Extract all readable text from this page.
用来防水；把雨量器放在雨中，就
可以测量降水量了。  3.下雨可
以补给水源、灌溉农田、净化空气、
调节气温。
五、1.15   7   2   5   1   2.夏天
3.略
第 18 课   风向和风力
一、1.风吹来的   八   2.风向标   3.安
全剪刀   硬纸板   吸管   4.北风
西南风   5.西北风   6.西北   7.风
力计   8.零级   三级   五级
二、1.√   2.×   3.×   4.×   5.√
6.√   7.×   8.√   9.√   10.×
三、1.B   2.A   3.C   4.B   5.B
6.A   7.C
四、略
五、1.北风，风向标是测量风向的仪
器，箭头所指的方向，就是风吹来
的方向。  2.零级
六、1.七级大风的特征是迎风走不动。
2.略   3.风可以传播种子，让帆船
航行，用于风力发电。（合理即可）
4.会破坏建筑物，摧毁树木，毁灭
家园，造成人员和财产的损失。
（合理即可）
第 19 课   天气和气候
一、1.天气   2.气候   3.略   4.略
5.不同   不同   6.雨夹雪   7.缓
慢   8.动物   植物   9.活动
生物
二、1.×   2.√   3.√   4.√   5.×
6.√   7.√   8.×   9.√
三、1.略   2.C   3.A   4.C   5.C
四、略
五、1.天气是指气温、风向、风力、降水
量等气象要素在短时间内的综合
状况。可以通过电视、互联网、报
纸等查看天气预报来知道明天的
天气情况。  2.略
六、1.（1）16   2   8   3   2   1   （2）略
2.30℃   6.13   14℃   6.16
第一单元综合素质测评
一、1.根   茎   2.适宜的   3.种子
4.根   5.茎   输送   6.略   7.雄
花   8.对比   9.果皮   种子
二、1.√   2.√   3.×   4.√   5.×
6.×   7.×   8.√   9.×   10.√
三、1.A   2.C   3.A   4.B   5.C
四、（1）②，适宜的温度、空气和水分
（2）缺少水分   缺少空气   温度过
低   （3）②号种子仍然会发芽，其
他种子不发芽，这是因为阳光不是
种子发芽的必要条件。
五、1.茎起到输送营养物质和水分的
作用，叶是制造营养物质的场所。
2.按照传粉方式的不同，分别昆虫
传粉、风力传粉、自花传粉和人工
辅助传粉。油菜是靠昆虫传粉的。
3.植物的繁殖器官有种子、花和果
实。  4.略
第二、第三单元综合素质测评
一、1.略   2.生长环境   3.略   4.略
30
━━━━━━━━━━━━━━━━
Given request: Write the listing out again, exactly as shown above.

Exercise solution:
Extract all readable text from this page.
用来防水；把雨量器放在雨中，就
可以测量降水量了。  3.下雨可
以补给水源、灌溉农田、净化空气、
调节气温。
五、1.15   7   2   5   1   2.夏天
3.略
第 18 课   风向和风力
一、1.风吹来的   八   2.风向标   3.安
全剪刀   硬纸板   吸管   4.北风
西南风   5.西北风   6.西北   7.风
力计   8.零级   三级   五级
二、1.√   2.×   3.×   4.×   5.√
6.√   7.×   8.√   9.√   10.×
三、1.B   2.A   3.C   4.B   5.B
6.A   7.C
四、略
五、1.北风，风向标是测量风向的仪
器，箭头所指的方向，就是风吹来
的方向。  2.零级
六、1.七级大风的特征是迎风走不动。
2.略   3.风可以传播种子，让帆船
航行，用于风力发电。（合理即可）
4.会破坏建筑物，摧毁树木，毁灭
家园，造成人员和财产的损失。
（合理即可）
第 19 课   天气和气候
一、1.天气   2.气候   3.略   4.略
5.不同   不同   6.雨夹雪   7.缓
慢   8.动物   植物   9.活动
生物
二、1.×   2.√   3.√   4.√   5.×
6.√   7.√   8.×   9.√
三、1.略   2.C   3.A   4.C   5.C
四、略
五、1.天气是指气温、风向、风力、降水
量等气象要素在短时间内的综合
状况。可以通过电视、互联网、报
纸等查看天气预报来知道明天的
天气情况。  2.略
六、1.（1）16   2   8   3   2   1   （2）略
2.30℃   6.13   14℃   6.16
第一单元综合素质测评
一、1.根   茎   2.适宜的   3.种子
4.根   5.茎   输送   6.略   7.雄
花   8.对比   9.果皮   种子
二、1.√   2.√   3.×   4.√   5.×
6.×   7.×   8.√   9.×   10.√
三、1.A   2.C   3.A   4.B   5.C
四、（1）②，适宜的温度、空气和水分
（2）缺少水分   缺少空气   温度过
低   （3）②号种子仍然会发芽，其
他种子不发芽，这是因为阳光不是
种子发芽的必要条件。
五、1.茎起到输送营养物质和水分的
作用，叶是制造营养物质的场所。
2.按照传粉方式的不同，分别昆虫
传粉、风力传粉、自花传粉和人工
辅助传粉。油菜是靠昆虫传粉的。
3.植物的繁殖器官有种子、花和果
实。  4.略
第二、第三单元综合素质测评
一、1.略   2.生长环境   3.略   4.略
30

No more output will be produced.